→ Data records
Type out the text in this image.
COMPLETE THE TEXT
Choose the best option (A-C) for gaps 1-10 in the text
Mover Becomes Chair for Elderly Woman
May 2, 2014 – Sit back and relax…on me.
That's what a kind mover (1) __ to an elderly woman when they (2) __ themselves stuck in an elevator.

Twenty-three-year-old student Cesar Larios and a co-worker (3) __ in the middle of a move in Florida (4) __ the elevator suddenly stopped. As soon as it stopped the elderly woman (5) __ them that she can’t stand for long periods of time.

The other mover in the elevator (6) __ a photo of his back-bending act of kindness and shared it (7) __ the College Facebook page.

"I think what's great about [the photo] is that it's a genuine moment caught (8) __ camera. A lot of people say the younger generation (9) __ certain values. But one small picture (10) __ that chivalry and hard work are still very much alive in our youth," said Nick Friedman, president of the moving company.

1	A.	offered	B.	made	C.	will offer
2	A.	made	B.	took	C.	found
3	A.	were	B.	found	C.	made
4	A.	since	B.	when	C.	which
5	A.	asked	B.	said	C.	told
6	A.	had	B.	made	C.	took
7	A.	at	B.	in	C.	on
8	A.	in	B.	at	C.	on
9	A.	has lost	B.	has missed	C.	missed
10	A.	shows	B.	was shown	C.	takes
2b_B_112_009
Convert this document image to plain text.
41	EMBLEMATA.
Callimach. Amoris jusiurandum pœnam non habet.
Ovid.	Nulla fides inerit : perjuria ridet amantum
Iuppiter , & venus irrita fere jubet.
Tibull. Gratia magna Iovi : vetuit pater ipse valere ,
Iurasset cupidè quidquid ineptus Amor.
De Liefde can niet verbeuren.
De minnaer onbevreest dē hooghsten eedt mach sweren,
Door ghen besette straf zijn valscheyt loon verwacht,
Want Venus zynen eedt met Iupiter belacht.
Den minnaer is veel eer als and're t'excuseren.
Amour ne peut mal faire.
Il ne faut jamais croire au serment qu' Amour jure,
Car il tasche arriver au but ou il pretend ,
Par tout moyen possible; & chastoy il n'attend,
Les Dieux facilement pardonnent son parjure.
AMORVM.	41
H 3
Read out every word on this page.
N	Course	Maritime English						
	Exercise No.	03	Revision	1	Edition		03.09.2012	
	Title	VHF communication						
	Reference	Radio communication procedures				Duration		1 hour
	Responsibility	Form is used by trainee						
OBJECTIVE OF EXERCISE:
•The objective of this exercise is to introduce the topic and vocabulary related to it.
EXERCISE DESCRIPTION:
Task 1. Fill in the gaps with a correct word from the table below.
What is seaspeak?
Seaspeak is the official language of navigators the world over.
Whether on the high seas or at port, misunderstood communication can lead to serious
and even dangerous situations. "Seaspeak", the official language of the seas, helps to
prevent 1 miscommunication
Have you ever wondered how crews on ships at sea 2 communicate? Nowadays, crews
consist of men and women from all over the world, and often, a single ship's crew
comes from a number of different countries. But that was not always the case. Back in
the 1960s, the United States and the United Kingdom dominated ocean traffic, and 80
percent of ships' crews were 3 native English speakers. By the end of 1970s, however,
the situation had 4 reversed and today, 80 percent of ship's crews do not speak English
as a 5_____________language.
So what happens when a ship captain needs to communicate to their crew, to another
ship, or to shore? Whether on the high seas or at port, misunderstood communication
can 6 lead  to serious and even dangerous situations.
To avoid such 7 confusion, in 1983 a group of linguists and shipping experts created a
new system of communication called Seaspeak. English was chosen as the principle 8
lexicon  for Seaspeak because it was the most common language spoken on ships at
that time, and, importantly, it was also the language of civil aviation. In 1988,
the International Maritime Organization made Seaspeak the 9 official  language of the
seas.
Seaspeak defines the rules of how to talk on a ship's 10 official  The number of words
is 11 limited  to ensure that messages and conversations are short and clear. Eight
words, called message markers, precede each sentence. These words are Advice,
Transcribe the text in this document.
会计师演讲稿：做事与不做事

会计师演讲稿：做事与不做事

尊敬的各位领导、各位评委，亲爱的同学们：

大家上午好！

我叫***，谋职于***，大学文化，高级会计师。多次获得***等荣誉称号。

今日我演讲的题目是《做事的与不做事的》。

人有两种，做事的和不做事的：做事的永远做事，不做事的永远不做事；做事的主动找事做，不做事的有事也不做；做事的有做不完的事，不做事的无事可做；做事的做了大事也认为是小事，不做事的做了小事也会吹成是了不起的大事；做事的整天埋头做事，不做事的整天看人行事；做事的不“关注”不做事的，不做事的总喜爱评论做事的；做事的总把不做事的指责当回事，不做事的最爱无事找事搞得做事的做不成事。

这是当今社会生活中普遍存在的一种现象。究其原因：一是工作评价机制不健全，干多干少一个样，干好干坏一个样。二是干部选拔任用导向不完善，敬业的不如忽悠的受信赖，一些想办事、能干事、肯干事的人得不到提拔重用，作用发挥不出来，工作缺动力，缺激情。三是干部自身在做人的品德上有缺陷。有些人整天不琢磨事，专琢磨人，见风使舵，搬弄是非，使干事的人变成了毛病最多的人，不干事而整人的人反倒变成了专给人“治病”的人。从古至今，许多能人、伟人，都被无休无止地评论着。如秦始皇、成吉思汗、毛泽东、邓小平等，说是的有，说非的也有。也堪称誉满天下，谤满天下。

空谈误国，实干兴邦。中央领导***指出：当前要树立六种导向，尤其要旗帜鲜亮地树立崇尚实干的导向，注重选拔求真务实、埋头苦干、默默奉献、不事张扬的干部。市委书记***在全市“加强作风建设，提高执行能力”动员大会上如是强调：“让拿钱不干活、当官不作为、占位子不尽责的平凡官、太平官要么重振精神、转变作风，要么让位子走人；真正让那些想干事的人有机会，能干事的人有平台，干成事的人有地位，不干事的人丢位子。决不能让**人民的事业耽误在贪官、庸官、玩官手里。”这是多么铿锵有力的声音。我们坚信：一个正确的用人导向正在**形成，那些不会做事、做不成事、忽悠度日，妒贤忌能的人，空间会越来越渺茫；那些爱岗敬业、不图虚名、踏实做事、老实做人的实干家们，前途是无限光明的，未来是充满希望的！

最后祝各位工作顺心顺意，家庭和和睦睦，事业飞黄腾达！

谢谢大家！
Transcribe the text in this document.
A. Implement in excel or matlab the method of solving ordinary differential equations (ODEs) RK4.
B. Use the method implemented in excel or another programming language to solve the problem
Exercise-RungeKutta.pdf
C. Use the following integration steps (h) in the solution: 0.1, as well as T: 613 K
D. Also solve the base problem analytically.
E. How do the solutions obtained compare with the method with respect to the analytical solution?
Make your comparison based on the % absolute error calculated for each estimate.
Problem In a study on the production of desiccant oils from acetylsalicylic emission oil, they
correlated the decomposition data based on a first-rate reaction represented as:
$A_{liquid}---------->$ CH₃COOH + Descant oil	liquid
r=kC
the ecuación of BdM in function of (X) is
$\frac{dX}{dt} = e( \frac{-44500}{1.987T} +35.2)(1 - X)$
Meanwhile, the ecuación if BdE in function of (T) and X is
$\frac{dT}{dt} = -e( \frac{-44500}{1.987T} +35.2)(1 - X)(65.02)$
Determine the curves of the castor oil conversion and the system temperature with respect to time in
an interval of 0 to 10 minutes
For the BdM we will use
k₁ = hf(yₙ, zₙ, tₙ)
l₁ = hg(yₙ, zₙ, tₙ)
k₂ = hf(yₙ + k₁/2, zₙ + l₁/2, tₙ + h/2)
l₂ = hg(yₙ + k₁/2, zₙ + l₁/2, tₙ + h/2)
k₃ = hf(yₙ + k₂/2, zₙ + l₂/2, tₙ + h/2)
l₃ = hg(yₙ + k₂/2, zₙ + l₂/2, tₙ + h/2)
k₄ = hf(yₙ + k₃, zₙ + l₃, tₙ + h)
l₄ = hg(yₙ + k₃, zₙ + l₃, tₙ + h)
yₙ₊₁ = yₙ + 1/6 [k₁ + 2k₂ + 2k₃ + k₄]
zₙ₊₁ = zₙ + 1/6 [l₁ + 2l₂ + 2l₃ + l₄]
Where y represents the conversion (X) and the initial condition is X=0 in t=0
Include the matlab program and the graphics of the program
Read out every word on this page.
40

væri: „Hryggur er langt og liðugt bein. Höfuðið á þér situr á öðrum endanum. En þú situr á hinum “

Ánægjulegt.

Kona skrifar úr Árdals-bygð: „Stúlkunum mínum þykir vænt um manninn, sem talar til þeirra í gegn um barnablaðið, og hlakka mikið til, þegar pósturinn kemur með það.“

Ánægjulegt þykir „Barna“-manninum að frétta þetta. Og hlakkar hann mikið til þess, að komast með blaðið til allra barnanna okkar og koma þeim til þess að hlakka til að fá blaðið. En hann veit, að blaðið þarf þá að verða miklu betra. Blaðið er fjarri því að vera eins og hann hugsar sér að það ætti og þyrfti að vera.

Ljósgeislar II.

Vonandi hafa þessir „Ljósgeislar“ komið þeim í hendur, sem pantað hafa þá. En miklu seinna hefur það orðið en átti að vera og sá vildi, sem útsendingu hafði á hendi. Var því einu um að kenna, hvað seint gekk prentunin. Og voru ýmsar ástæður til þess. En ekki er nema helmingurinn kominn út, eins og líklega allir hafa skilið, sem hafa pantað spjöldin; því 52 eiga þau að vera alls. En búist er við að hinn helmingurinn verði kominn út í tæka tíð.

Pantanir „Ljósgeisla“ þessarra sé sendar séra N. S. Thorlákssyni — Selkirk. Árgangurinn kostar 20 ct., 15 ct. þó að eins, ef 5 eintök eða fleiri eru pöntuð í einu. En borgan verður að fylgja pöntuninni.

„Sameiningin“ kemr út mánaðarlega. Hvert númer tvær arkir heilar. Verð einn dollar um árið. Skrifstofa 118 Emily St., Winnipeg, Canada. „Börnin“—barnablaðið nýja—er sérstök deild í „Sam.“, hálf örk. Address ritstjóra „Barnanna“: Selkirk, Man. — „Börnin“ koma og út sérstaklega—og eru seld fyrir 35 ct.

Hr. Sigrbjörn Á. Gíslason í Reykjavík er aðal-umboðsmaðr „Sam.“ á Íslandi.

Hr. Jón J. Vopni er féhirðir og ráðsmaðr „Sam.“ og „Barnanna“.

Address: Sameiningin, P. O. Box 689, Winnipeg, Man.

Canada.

→ EXERCISE DESCRIPTION
Of all the lines in the material above, how many contain the word "with"? Give only the count.

→ RESULT
3